Return only the count of lines in which the word "color" appears.
^^^^
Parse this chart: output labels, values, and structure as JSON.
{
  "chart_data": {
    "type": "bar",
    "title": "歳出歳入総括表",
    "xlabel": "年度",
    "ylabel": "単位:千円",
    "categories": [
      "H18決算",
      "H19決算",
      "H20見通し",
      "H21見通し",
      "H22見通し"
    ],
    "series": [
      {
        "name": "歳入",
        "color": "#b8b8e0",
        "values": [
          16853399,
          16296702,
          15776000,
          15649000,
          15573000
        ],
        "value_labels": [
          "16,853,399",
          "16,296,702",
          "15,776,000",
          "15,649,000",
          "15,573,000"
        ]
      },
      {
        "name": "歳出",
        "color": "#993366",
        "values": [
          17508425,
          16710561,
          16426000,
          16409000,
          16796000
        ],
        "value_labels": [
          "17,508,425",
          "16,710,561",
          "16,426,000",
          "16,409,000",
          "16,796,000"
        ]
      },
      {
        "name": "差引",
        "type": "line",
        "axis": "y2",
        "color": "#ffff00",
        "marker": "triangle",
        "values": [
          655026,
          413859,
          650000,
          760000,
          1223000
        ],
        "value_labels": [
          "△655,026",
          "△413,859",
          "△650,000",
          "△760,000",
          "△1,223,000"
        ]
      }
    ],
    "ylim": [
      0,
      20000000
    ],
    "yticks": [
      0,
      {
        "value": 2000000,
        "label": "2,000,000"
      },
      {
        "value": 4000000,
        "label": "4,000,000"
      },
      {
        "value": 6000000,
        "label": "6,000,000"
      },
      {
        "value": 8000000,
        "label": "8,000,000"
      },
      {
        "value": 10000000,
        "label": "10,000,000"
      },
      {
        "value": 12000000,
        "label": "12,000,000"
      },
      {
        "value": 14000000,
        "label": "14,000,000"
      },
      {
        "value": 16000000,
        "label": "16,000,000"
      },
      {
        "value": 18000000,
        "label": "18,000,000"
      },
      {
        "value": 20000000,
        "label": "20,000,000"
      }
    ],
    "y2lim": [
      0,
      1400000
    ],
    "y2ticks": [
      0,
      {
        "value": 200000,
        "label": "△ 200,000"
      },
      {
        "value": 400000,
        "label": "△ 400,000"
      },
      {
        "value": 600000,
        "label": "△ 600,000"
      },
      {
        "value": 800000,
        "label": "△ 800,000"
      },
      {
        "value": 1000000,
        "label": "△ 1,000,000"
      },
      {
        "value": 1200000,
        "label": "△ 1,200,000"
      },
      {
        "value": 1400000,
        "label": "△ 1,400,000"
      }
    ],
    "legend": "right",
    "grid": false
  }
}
^^^^
» **SOLUTION**: 3